• _Dataset_
....

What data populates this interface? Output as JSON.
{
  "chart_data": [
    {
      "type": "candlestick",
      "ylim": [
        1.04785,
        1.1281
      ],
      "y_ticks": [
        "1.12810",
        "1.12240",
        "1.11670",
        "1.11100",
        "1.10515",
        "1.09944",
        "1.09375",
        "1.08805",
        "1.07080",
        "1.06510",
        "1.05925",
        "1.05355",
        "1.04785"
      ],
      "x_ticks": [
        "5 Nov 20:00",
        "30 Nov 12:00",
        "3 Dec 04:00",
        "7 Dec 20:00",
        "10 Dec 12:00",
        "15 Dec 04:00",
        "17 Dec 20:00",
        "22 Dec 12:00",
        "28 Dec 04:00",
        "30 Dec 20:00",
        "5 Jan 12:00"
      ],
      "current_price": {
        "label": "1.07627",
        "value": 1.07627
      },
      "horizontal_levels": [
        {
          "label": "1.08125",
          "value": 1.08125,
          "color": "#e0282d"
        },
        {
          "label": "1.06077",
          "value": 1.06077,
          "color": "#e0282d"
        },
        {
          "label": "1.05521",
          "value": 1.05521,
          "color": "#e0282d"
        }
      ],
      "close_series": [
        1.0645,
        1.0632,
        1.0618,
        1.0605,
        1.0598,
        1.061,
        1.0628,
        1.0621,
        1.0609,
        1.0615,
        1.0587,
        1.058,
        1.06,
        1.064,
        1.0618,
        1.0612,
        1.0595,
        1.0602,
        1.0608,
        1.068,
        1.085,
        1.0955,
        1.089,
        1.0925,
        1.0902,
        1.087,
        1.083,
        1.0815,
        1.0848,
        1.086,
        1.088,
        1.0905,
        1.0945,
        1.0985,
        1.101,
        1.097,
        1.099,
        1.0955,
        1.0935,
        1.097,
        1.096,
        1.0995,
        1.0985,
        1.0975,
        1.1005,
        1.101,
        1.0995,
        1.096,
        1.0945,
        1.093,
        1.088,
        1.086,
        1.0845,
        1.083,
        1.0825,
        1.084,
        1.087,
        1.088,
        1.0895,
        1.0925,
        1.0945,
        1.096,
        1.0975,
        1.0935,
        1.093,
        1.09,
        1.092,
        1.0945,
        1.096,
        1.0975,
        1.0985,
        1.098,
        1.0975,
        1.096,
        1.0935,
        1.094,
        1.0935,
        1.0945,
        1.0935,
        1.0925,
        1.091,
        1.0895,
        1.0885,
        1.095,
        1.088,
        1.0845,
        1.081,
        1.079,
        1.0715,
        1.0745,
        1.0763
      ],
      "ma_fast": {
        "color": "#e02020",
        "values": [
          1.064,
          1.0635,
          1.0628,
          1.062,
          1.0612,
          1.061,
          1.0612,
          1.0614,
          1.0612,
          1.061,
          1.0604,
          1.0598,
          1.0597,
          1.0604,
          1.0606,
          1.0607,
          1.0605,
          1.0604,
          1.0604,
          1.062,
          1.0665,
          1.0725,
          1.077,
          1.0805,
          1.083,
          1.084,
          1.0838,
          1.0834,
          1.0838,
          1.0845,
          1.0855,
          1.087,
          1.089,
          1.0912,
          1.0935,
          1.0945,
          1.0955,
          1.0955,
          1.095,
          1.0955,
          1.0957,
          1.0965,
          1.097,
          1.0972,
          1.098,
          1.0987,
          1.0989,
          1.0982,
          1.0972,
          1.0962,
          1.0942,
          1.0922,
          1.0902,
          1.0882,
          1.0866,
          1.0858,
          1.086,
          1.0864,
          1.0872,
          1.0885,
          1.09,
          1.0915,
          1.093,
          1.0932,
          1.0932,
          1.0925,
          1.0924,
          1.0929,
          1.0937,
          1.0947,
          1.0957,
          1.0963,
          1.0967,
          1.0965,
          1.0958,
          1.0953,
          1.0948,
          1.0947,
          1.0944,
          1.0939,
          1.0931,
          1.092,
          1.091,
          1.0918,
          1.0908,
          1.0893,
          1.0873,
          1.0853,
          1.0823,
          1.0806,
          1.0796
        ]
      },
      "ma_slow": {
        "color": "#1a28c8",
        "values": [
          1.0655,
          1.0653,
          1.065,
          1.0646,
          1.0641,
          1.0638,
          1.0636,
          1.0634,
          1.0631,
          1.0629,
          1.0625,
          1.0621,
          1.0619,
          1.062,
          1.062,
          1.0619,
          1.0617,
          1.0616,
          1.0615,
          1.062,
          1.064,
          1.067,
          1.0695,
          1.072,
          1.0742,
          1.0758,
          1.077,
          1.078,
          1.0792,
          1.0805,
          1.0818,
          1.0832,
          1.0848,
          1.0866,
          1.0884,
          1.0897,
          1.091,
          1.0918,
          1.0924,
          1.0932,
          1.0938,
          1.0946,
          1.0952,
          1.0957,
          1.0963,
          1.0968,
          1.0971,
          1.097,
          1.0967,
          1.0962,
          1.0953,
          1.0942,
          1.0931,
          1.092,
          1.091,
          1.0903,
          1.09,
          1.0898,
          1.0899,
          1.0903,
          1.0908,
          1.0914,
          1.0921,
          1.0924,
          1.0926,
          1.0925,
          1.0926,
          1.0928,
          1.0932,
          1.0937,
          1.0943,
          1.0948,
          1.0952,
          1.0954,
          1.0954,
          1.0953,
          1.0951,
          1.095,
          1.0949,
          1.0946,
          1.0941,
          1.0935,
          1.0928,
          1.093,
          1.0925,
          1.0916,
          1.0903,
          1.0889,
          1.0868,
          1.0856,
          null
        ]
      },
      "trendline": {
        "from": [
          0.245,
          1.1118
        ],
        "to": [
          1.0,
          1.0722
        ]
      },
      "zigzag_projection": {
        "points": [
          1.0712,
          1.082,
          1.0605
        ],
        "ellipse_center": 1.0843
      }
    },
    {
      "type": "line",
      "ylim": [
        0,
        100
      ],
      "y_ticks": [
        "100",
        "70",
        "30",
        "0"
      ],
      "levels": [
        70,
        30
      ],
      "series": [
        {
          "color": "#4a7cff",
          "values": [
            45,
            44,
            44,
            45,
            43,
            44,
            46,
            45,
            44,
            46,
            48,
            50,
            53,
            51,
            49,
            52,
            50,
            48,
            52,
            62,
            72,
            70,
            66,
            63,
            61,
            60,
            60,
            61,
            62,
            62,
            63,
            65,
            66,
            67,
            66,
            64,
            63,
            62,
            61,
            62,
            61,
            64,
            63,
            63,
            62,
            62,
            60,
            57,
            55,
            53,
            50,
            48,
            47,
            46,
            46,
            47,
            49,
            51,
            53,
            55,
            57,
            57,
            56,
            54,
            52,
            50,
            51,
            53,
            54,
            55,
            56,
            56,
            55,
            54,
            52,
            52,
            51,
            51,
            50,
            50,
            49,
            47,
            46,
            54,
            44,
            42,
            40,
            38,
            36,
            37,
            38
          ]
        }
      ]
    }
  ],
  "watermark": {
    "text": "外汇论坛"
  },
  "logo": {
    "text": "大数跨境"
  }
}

....

• _Task instructions_
Restate the listing in full, word for word.

• _The output_
What data populates this interface? Output as JSON.
{
  "chart_data": [
    {
      "type": "candlestick",
      "ylim": [
        1.04785,
        1.1281
      ],
      "y_ticks": [
        "1.12810",
        "1.12240",
        "1.11670",
        "1.11100",
        "1.10515",
        "1.09944",
        "1.09375",
        "1.08805",
        "1.07080",
        "1.06510",
        "1.05925",
        "1.05355",
        "1.04785"
      ],
      "x_ticks": [
        "5 Nov 20:00",
        "30 Nov 12:00",
        "3 Dec 04:00",
        "7 Dec 20:00",
        "10 Dec 12:00",
        "15 Dec 04:00",
        "17 Dec 20:00",
        "22 Dec 12:00",
        "28 Dec 04:00",
        "30 Dec 20:00",
        "5 Jan 12:00"
      ],
      "current_price": {
        "label": "1.07627",
        "value": 1.07627
      },
      "horizontal_levels": [
        {
          "label": "1.08125",
          "value": 1.08125,
          "color": "#e0282d"
        },
        {
          "label": "1.06077",
          "value": 1.06077,
          "color": "#e0282d"
        },
        {
          "label": "1.05521",
          "value": 1.05521,
          "color": "#e0282d"
        }
      ],
      "close_series": [
        1.0645,
        1.0632,
        1.0618,
        1.0605,
        1.0598,
        1.061,
        1.0628,
        1.0621,
        1.0609,
        1.0615,
        1.0587,
        1.058,
        1.06,
        1.064,
        1.0618,
        1.0612,
        1.0595,
        1.0602,
        1.0608,
        1.068,
        1.085,
        1.0955,
        1.089,
        1.0925,
        1.0902,
        1.087,
        1.083,
        1.0815,
        1.0848,
        1.086,
        1.088,
        1.0905,
        1.0945,
        1.0985,
        1.101,
        1.097,
        1.099,
        1.0955,
        1.0935,
        1.097,
        1.096,
        1.0995,
        1.0985,
        1.0975,
        1.1005,
        1.101,
        1.0995,
        1.096,
        1.0945,
        1.093,
        1.088,
        1.086,
        1.0845,
        1.083,
        1.0825,
        1.084,
        1.087,
        1.088,
        1.0895,
        1.0925,
        1.0945,
        1.096,
        1.0975,
        1.0935,
        1.093,
        1.09,
        1.092,
        1.0945,
        1.096,
        1.0975,
        1.0985,
        1.098,
        1.0975,
        1.096,
        1.0935,
        1.094,
        1.0935,
        1.0945,
        1.0935,
        1.0925,
        1.091,
        1.0895,
        1.0885,
        1.095,
        1.088,
        1.0845,
        1.081,
        1.079,
        1.0715,
        1.0745,
        1.0763
      ],
      "ma_fast": {
        "color": "#e02020",
        "values": [
          1.064,
          1.0635,
          1.0628,
          1.062,
          1.0612,
          1.061,
          1.0612,
          1.0614,
          1.0612,
          1.061,
          1.0604,
          1.0598,
          1.0597,
          1.0604,
          1.0606,
          1.0607,
          1.0605,
          1.0604,
          1.0604,
          1.062,
          1.0665,
          1.0725,
          1.077,
          1.0805,
          1.083,
          1.084,
          1.0838,
          1.0834,
          1.0838,
          1.0845,
          1.0855,
          1.087,
          1.089,
          1.0912,
          1.0935,
          1.0945,
          1.0955,
          1.0955,
          1.095,
          1.0955,
          1.0957,
          1.0965,
          1.097,
          1.0972,
          1.098,
          1.0987,
          1.0989,
          1.0982,
          1.0972,
          1.0962,
          1.0942,
          1.0922,
          1.0902,
          1.0882,
          1.0866,
          1.0858,
          1.086,
          1.0864,
          1.0872,
          1.0885,
          1.09,
          1.0915,
          1.093,
          1.0932,
          1.0932,
          1.0925,
          1.0924,
          1.0929,
          1.0937,
          1.0947,
          1.0957,
          1.0963,
          1.0967,
          1.0965,
          1.0958,
          1.0953,
          1.0948,
          1.0947,
          1.0944,
          1.0939,
          1.0931,
          1.092,
          1.091,
          1.0918,
          1.0908,
          1.0893,
          1.0873,
          1.0853,
          1.0823,
          1.0806,
          1.0796
        ]
      },
      "ma_slow": {
        "color": "#1a28c8",
        "values": [
          1.0655,
          1.0653,
          1.065,
          1.0646,
          1.0641,
          1.0638,
          1.0636,
          1.0634,
          1.0631,
          1.0629,
          1.0625,
          1.0621,
          1.0619,
          1.062,
          1.062,
          1.0619,
          1.0617,
          1.0616,
          1.0615,
          1.062,
          1.064,
          1.067,
          1.0695,
          1.072,
          1.0742,
          1.0758,
          1.077,
          1.078,
          1.0792,
          1.0805,
          1.0818,
          1.0832,
          1.0848,
          1.0866,
          1.0884,
          1.0897,
          1.091,
          1.0918,
          1.0924,
          1.0932,
          1.0938,
          1.0946,
          1.0952,
          1.0957,
          1.0963,
          1.0968,
          1.0971,
          1.097,
          1.0967,
          1.0962,
          1.0953,
          1.0942,
          1.0931,
          1.092,
          1.091,
          1.0903,
          1.09,
          1.0898,
          1.0899,
          1.0903,
          1.0908,
          1.0914,
          1.0921,
          1.0924,
          1.0926,
          1.0925,
          1.0926,
          1.0928,
          1.0932,
          1.0937,
          1.0943,
          1.0948,
          1.0952,
          1.0954,
          1.0954,
          1.0953,
          1.0951,
          1.095,
          1.0949,
          1.0946,
          1.0941,
          1.0935,
          1.0928,
          1.093,
          1.0925,
          1.0916,
          1.0903,
          1.0889,
          1.0868,
          1.0856,
          null
        ]
      },
      "trendline": {
        "from": [
          0.245,
          1.1118
        ],
        "to": [
          1.0,
          1.0722
        ]
      },
      "zigzag_projection": {
        "points": [
          1.0712,
          1.082,
          1.0605
        ],
        "ellipse_center": 1.0843
      }
    },
    {
      "type": "line",
      "ylim": [
        0,
        100
      ],
      "y_ticks": [
        "100",
        "70",
        "30",
        "0"
      ],
      "levels": [
        70,
        30
      ],
      "series": [
        {
          "color": "#4a7cff",
          "values": [
            45,
            44,
            44,
            45,
            43,
            44,
            46,
            45,
            44,
            46,
            48,
            50,
            53,
            51,
            49,
            52,
            50,
            48,
            52,
            62,
            72,
            70,
            66,
            63,
            61,
            60,
            60,
            61,
            62,
            62,
            63,
            65,
            66,
            67,
            66,
            64,
            63,
            62,
            61,
            62,
            61,
            64,
            63,
            63,
            62,
            62,
            60,
            57,
            55,
            53,
            50,
            48,
            47,
            46,
            46,
            47,
            49,
            51,
            53,
            55,
            57,
            57,
            56,
            54,
            52,
            50,
            51,
            53,
            54,
            55,
            56,
            56,
            55,
            54,
            52,
            52,
            51,
            51,
            50,
            50,
            49,
            47,
            46,
            54,
            44,
            42,
            40,
            38,
            36,
            37,
            38
          ]
        }
      ]
    }
  ],
  "watermark": {
    "text": "外汇论坛"
  },
  "logo": {
    "text": "大数跨境"
  }
}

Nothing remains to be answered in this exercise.